What the task requires: Print the listing that follows, character for character.

** START **

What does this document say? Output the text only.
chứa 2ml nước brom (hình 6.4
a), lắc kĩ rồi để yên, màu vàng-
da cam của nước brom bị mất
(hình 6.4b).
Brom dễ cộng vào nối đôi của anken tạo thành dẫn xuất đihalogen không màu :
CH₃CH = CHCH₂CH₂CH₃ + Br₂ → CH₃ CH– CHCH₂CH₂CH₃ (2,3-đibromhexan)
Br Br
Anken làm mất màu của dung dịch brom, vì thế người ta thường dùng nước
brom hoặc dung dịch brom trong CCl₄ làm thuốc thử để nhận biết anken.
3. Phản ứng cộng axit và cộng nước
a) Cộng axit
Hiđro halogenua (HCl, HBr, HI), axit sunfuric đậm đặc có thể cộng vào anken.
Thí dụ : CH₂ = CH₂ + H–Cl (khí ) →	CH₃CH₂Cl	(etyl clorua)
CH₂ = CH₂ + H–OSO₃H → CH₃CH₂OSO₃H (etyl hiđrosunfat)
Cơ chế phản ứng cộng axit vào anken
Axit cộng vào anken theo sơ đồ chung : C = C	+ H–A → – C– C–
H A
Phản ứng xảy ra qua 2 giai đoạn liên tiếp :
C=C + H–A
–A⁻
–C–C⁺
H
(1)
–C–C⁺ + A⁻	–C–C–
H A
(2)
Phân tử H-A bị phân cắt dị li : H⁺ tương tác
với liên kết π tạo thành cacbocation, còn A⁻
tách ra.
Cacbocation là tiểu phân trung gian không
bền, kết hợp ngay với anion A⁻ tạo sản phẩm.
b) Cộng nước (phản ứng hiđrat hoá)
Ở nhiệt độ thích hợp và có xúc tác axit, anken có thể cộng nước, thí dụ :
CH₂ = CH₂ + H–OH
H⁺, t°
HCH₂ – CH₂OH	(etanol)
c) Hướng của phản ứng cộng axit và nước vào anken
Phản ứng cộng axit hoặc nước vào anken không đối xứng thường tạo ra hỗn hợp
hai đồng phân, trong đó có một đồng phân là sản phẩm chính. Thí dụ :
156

** END **

Finished answer:
What does this document say? Output the text only.
chứa 2ml nước brom (hình 6.4
a), lắc kĩ rồi để yên, màu vàng-
da cam của nước brom bị mất
(hình 6.4b).
Brom dễ cộng vào nối đôi của anken tạo thành dẫn xuất đihalogen không màu :
CH₃CH = CHCH₂CH₂CH₃ + Br₂ → CH₃ CH– CHCH₂CH₂CH₃ (2,3-đibromhexan)
Br Br
Anken làm mất màu của dung dịch brom, vì thế người ta thường dùng nước
brom hoặc dung dịch brom trong CCl₄ làm thuốc thử để nhận biết anken.
3. Phản ứng cộng axit và cộng nước
a) Cộng axit
Hiđro halogenua (HCl, HBr, HI), axit sunfuric đậm đặc có thể cộng vào anken.
Thí dụ : CH₂ = CH₂ + H–Cl (khí ) →	CH₃CH₂Cl	(etyl clorua)
CH₂ = CH₂ + H–OSO₃H → CH₃CH₂OSO₃H (etyl hiđrosunfat)
Cơ chế phản ứng cộng axit vào anken
Axit cộng vào anken theo sơ đồ chung : C = C	+ H–A → – C– C–
H A
Phản ứng xảy ra qua 2 giai đoạn liên tiếp :
C=C + H–A
–A⁻
–C–C⁺
H
(1)
–C–C⁺ + A⁻	–C–C–
H A
(2)
Phân tử H-A bị phân cắt dị li : H⁺ tương tác
với liên kết π tạo thành cacbocation, còn A⁻
tách ra.
Cacbocation là tiểu phân trung gian không
bền, kết hợp ngay với anion A⁻ tạo sản phẩm.
b) Cộng nước (phản ứng hiđrat hoá)
Ở nhiệt độ thích hợp và có xúc tác axit, anken có thể cộng nước, thí dụ :
CH₂ = CH₂ + H–OH
H⁺, t°
HCH₂ – CH₂OH	(etanol)
c) Hướng của phản ứng cộng axit và nước vào anken
Phản ứng cộng axit hoặc nước vào anken không đối xứng thường tạo ra hỗn hợp
hai đồng phân, trong đó có một đồng phân là sản phẩm chính. Thí dụ :
156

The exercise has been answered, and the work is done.